TASK TO CARRY OUT:
Locate the lines that hold the string "character". Copy every such line.

━━━ ITEMS ━━━

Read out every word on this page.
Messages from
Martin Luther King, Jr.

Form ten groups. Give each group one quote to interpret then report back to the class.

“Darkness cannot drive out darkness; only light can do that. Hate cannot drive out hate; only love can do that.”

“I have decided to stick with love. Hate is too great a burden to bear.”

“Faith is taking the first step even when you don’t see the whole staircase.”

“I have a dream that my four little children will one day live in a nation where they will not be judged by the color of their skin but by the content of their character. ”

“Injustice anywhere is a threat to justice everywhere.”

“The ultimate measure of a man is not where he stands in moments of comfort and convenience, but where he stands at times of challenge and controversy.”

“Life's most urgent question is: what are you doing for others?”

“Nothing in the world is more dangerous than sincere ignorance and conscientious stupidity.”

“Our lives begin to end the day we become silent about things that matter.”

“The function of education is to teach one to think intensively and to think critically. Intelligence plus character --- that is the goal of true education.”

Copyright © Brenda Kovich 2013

━━━

FINAL ANSWER:
“I have a dream that my four little children will one day live in a nation where they will not be judged by the color of their skin but by the content of their character. ”
“The function of education is to teach one to think intensively and to think critically. Intelligence plus character --- that is the goal of true education.”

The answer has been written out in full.